* **Instructions for the task**: State how many lines of the entries hold the string "this", and nothing more.

[Records from a collection of figures]
BEGIN

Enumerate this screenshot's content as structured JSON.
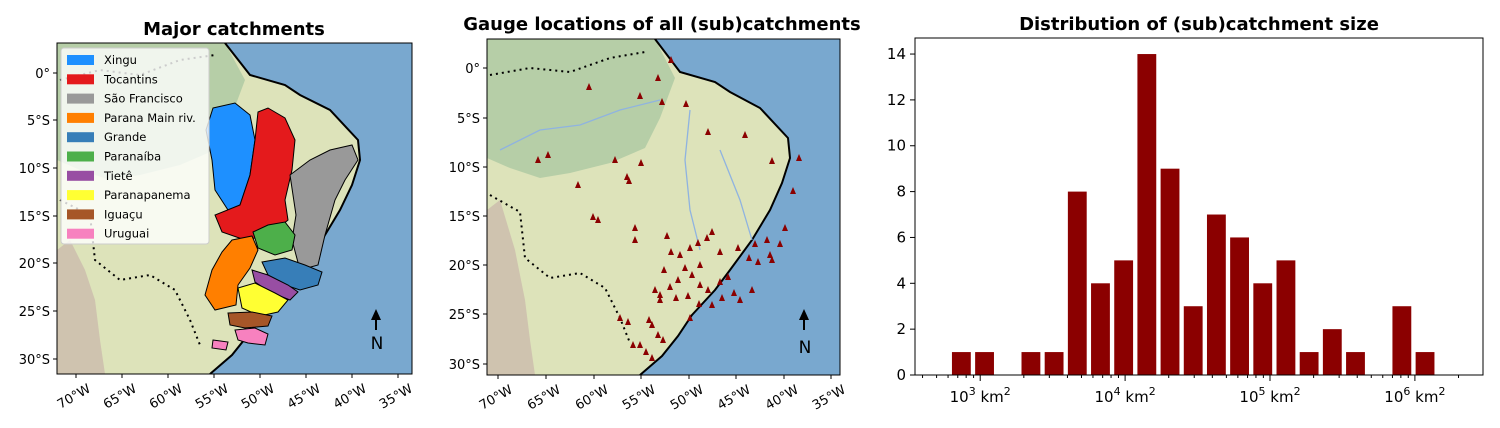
{
  "panels": {
    "left_title": "Major catchments",
    "mid_title": "Gauge locations of all (sub)catchments",
    "right_title": "Distribution of (sub)catchment size",
    "north_label": "N"
  },
  "map_axes": {
    "lat_labels": [
      "0°",
      "5°S",
      "10°S",
      "15°S",
      "20°S",
      "25°S",
      "30°S"
    ],
    "lon_labels": [
      "70°W",
      "65°W",
      "60°W",
      "55°W",
      "50°W",
      "45°W",
      "40°W",
      "35°W"
    ]
  },
  "legend": [
    {
      "label": "Xingu",
      "color": "#1e90ff"
    },
    {
      "label": "Tocantins",
      "color": "#e41a1c"
    },
    {
      "label": "São Francisco",
      "color": "#999999"
    },
    {
      "label": "Parana Main riv.",
      "color": "#ff7f00"
    },
    {
      "label": "Grande",
      "color": "#377eb8"
    },
    {
      "label": "Paranaíba",
      "color": "#4daf4a"
    },
    {
      "label": "Tietê",
      "color": "#984ea3"
    },
    {
      "label": "Paranapanema",
      "color": "#ffff33"
    },
    {
      "label": "Iguaçu",
      "color": "#a65628"
    },
    {
      "label": "Uruguai",
      "color": "#f781bf"
    }
  ],
  "colors": {
    "ocean": "#79a8cf",
    "land": "#dde3ba",
    "forest": "#a8c7a0",
    "andes": "#cdbfae",
    "river": "#8fb3e0",
    "gauge": "#8b0000",
    "bar": "#8b0000"
  },
  "chart_data": {
    "type": "bar",
    "title": "Distribution of (sub)catchment size",
    "x_scale": "log",
    "x_unit": "km²",
    "x_ticks": [
      "10^3 km^2",
      "10^4 km^2",
      "10^5 km^2",
      "10^6 km^2"
    ],
    "xlim_log10": [
      2.55,
      6.47
    ],
    "ylim": [
      0,
      14.7
    ],
    "y_ticks": [
      0,
      2,
      4,
      6,
      8,
      10,
      12,
      14
    ],
    "bin_centers_log10": [
      2.87,
      3.03,
      3.35,
      3.51,
      3.67,
      3.83,
      3.99,
      4.15,
      4.31,
      4.47,
      4.63,
      4.79,
      4.95,
      5.11,
      5.27,
      5.43,
      5.59,
      5.91,
      6.07
    ],
    "values": [
      1,
      1,
      1,
      1,
      8,
      4,
      5,
      14,
      9,
      3,
      7,
      6,
      4,
      5,
      1,
      2,
      1,
      3,
      1
    ]
  }
}
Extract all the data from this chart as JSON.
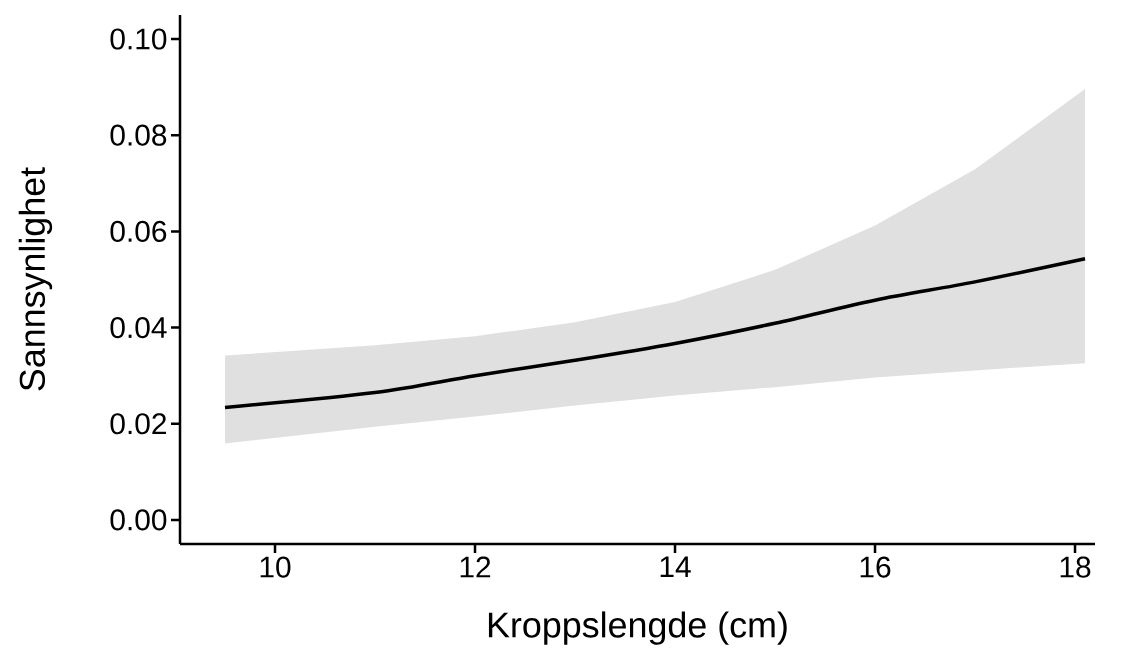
{
  "chart_data": {
    "type": "line",
    "xlabel": "Kroppslengde (cm)",
    "ylabel": "Sannsynlighet",
    "xlim": [
      9.05,
      18.2
    ],
    "ylim": [
      -0.005,
      0.105
    ],
    "xticks": [
      10,
      12,
      14,
      16,
      18
    ],
    "yticks": [
      {
        "value": 0,
        "label": "0.00"
      },
      {
        "value": 0.02,
        "label": "0.02"
      },
      {
        "value": 0.04,
        "label": "0.04"
      },
      {
        "value": 0.06,
        "label": "0.06"
      },
      {
        "value": 0.08,
        "label": "0.08"
      },
      {
        "value": 0.1,
        "label": "0.10"
      }
    ],
    "x": [
      9.5,
      11,
      12,
      13,
      14,
      15,
      16,
      17,
      18.1
    ],
    "series": [
      {
        "color": "#000000",
        "values": [
          0.0234,
          0.0265,
          0.03,
          0.0332,
          0.0367,
          0.0409,
          0.0457,
          0.0495,
          0.0543
        ],
        "lower": [
          0.0159,
          0.0194,
          0.0215,
          0.0238,
          0.0259,
          0.0276,
          0.0296,
          0.0311,
          0.0326
        ],
        "upper": [
          0.0342,
          0.0363,
          0.0382,
          0.0411,
          0.0453,
          0.052,
          0.0612,
          0.0729,
          0.0896
        ]
      }
    ]
  }
}
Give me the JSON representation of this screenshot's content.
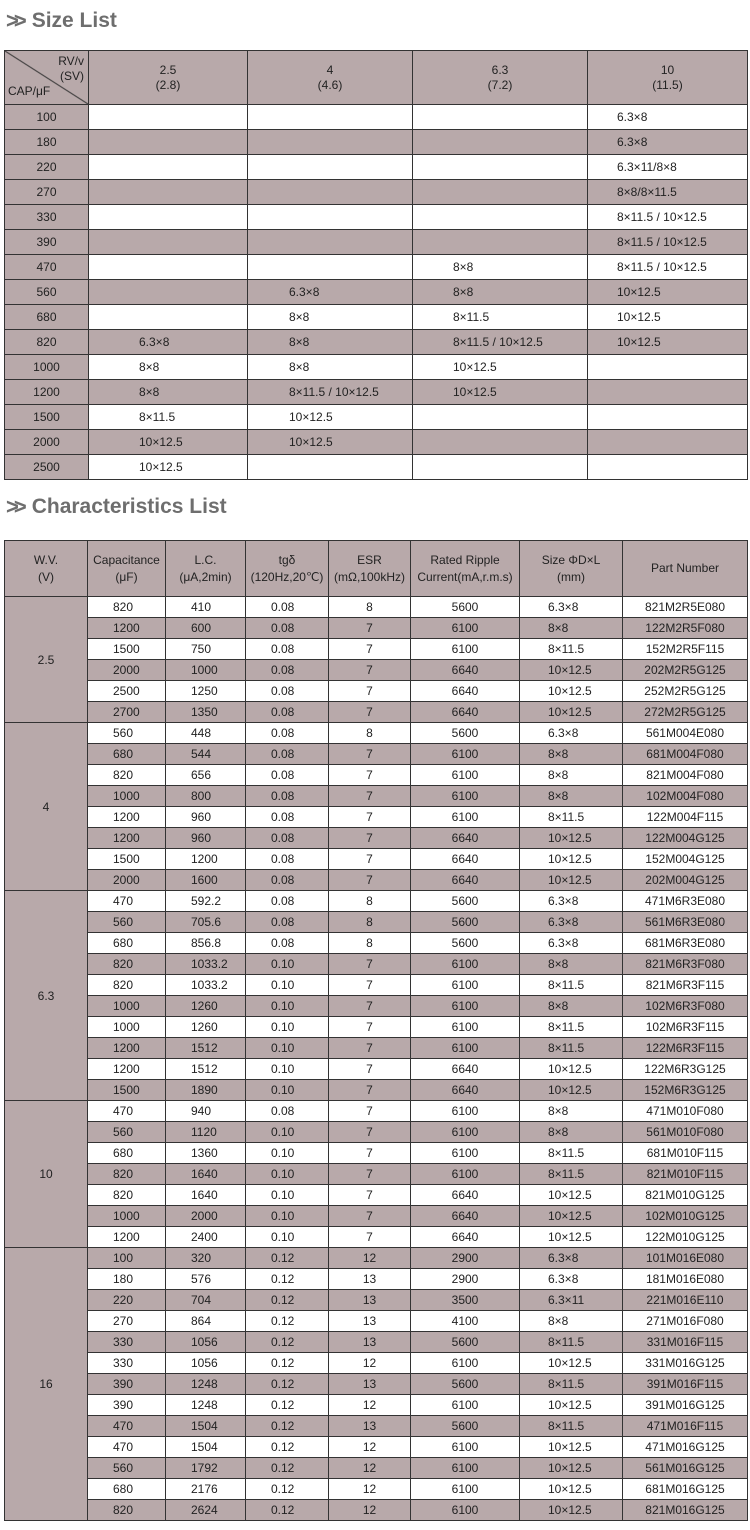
{
  "size_list": {
    "title": "Size List",
    "corner": {
      "rv": "RV/v",
      "sv": "(SV)",
      "cap": "CAP/μF"
    },
    "columns": [
      {
        "rv": "2.5",
        "sv": "(2.8)"
      },
      {
        "rv": "4",
        "sv": "(4.6)"
      },
      {
        "rv": "6.3",
        "sv": "(7.2)"
      },
      {
        "rv": "10",
        "sv": "(11.5)"
      }
    ],
    "rows": [
      {
        "cap": "100",
        "cells": [
          "",
          "",
          "",
          "6.3×8"
        ]
      },
      {
        "cap": "180",
        "cells": [
          "",
          "",
          "",
          "6.3×8"
        ]
      },
      {
        "cap": "220",
        "cells": [
          "",
          "",
          "",
          "6.3×11/8×8"
        ]
      },
      {
        "cap": "270",
        "cells": [
          "",
          "",
          "",
          "8×8/8×11.5"
        ]
      },
      {
        "cap": "330",
        "cells": [
          "",
          "",
          "",
          "8×11.5 / 10×12.5"
        ]
      },
      {
        "cap": "390",
        "cells": [
          "",
          "",
          "",
          "8×11.5 / 10×12.5"
        ]
      },
      {
        "cap": "470",
        "cells": [
          "",
          "",
          "8×8",
          "8×11.5 / 10×12.5"
        ]
      },
      {
        "cap": "560",
        "cells": [
          "",
          "6.3×8",
          "8×8",
          "10×12.5"
        ]
      },
      {
        "cap": "680",
        "cells": [
          "",
          "8×8",
          "8×11.5",
          "10×12.5"
        ]
      },
      {
        "cap": "820",
        "cells": [
          "6.3×8",
          "8×8",
          "8×11.5 / 10×12.5",
          "10×12.5"
        ]
      },
      {
        "cap": "1000",
        "cells": [
          "8×8",
          "8×8",
          "10×12.5",
          ""
        ]
      },
      {
        "cap": "1200",
        "cells": [
          "8×8",
          "8×11.5 / 10×12.5",
          "10×12.5",
          ""
        ]
      },
      {
        "cap": "1500",
        "cells": [
          "8×11.5",
          "10×12.5",
          "",
          ""
        ]
      },
      {
        "cap": "2000",
        "cells": [
          "10×12.5",
          "10×12.5",
          "",
          ""
        ]
      },
      {
        "cap": "2500",
        "cells": [
          "10×12.5",
          "",
          "",
          ""
        ]
      }
    ]
  },
  "characteristics_list": {
    "title": "Characteristics List",
    "headers": [
      [
        "W.V.",
        "(V)"
      ],
      [
        "Capacitance",
        "(μF)"
      ],
      [
        "L.C.",
        "(μA,2min)"
      ],
      [
        "tgδ",
        "(120Hz,20℃)"
      ],
      [
        "ESR",
        "(mΩ,100kHz)"
      ],
      [
        "Rated Ripple",
        "Current(mA,r.m.s)"
      ],
      [
        "Size ΦD×L",
        "(mm)"
      ],
      [
        "Part Number",
        ""
      ]
    ],
    "groups": [
      {
        "wv": "2.5",
        "rows": [
          [
            "820",
            "410",
            "0.08",
            "8",
            "5600",
            "6.3×8",
            "821M2R5E080"
          ],
          [
            "1200",
            "600",
            "0.08",
            "7",
            "6100",
            "8×8",
            "122M2R5F080"
          ],
          [
            "1500",
            "750",
            "0.08",
            "7",
            "6100",
            "8×11.5",
            "152M2R5F115"
          ],
          [
            "2000",
            "1000",
            "0.08",
            "7",
            "6640",
            "10×12.5",
            "202M2R5G125"
          ],
          [
            "2500",
            "1250",
            "0.08",
            "7",
            "6640",
            "10×12.5",
            "252M2R5G125"
          ],
          [
            "2700",
            "1350",
            "0.08",
            "7",
            "6640",
            "10×12.5",
            "272M2R5G125"
          ]
        ]
      },
      {
        "wv": "4",
        "rows": [
          [
            "560",
            "448",
            "0.08",
            "8",
            "5600",
            "6.3×8",
            "561M004E080"
          ],
          [
            "680",
            "544",
            "0.08",
            "7",
            "6100",
            "8×8",
            "681M004F080"
          ],
          [
            "820",
            "656",
            "0.08",
            "7",
            "6100",
            "8×8",
            "821M004F080"
          ],
          [
            "1000",
            "800",
            "0.08",
            "7",
            "6100",
            "8×8",
            "102M004F080"
          ],
          [
            "1200",
            "960",
            "0.08",
            "7",
            "6100",
            "8×11.5",
            "122M004F115"
          ],
          [
            "1200",
            "960",
            "0.08",
            "7",
            "6640",
            "10×12.5",
            "122M004G125"
          ],
          [
            "1500",
            "1200",
            "0.08",
            "7",
            "6640",
            "10×12.5",
            "152M004G125"
          ],
          [
            "2000",
            "1600",
            "0.08",
            "7",
            "6640",
            "10×12.5",
            "202M004G125"
          ]
        ]
      },
      {
        "wv": "6.3",
        "rows": [
          [
            "470",
            "592.2",
            "0.08",
            "8",
            "5600",
            "6.3×8",
            "471M6R3E080"
          ],
          [
            "560",
            "705.6",
            "0.08",
            "8",
            "5600",
            "6.3×8",
            "561M6R3E080"
          ],
          [
            "680",
            "856.8",
            "0.08",
            "8",
            "5600",
            "6.3×8",
            "681M6R3E080"
          ],
          [
            "820",
            "1033.2",
            "0.10",
            "7",
            "6100",
            "8×8",
            "821M6R3F080"
          ],
          [
            "820",
            "1033.2",
            "0.10",
            "7",
            "6100",
            "8×11.5",
            "821M6R3F115"
          ],
          [
            "1000",
            "1260",
            "0.10",
            "7",
            "6100",
            "8×8",
            "102M6R3F080"
          ],
          [
            "1000",
            "1260",
            "0.10",
            "7",
            "6100",
            "8×11.5",
            "102M6R3F115"
          ],
          [
            "1200",
            "1512",
            "0.10",
            "7",
            "6100",
            "8×11.5",
            "122M6R3F115"
          ],
          [
            "1200",
            "1512",
            "0.10",
            "7",
            "6640",
            "10×12.5",
            "122M6R3G125"
          ],
          [
            "1500",
            "1890",
            "0.10",
            "7",
            "6640",
            "10×12.5",
            "152M6R3G125"
          ]
        ]
      },
      {
        "wv": "10",
        "rows": [
          [
            "470",
            "940",
            "0.08",
            "7",
            "6100",
            "8×8",
            "471M010F080"
          ],
          [
            "560",
            "1120",
            "0.10",
            "7",
            "6100",
            "8×8",
            "561M010F080"
          ],
          [
            "680",
            "1360",
            "0.10",
            "7",
            "6100",
            "8×11.5",
            "681M010F115"
          ],
          [
            "820",
            "1640",
            "0.10",
            "7",
            "6100",
            "8×11.5",
            "821M010F115"
          ],
          [
            "820",
            "1640",
            "0.10",
            "7",
            "6640",
            "10×12.5",
            "821M010G125"
          ],
          [
            "1000",
            "2000",
            "0.10",
            "7",
            "6640",
            "10×12.5",
            "102M010G125"
          ],
          [
            "1200",
            "2400",
            "0.10",
            "7",
            "6640",
            "10×12.5",
            "122M010G125"
          ]
        ]
      },
      {
        "wv": "16",
        "rows": [
          [
            "100",
            "320",
            "0.12",
            "12",
            "2900",
            "6.3×8",
            "101M016E080"
          ],
          [
            "180",
            "576",
            "0.12",
            "13",
            "2900",
            "6.3×8",
            "181M016E080"
          ],
          [
            "220",
            "704",
            "0.12",
            "13",
            "3500",
            "6.3×11",
            "221M016E110"
          ],
          [
            "270",
            "864",
            "0.12",
            "13",
            "4100",
            "8×8",
            "271M016F080"
          ],
          [
            "330",
            "1056",
            "0.12",
            "13",
            "5600",
            "8×11.5",
            "331M016F115"
          ],
          [
            "330",
            "1056",
            "0.12",
            "12",
            "6100",
            "10×12.5",
            "331M016G125"
          ],
          [
            "390",
            "1248",
            "0.12",
            "13",
            "5600",
            "8×11.5",
            "391M016F115"
          ],
          [
            "390",
            "1248",
            "0.12",
            "12",
            "6100",
            "10×12.5",
            "391M016G125"
          ],
          [
            "470",
            "1504",
            "0.12",
            "13",
            "5600",
            "8×11.5",
            "471M016F115"
          ],
          [
            "470",
            "1504",
            "0.12",
            "12",
            "6100",
            "10×12.5",
            "471M016G125"
          ],
          [
            "560",
            "1792",
            "0.12",
            "12",
            "6100",
            "10×12.5",
            "561M016G125"
          ],
          [
            "680",
            "2176",
            "0.12",
            "12",
            "6100",
            "10×12.5",
            "681M016G125"
          ],
          [
            "820",
            "2624",
            "0.12",
            "12",
            "6100",
            "10×12.5",
            "821M016G125"
          ]
        ]
      }
    ]
  },
  "colors": {
    "header_fill": "#b8a9aa",
    "title_text": "#6e6e6e"
  }
}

END

* **Reply**: 3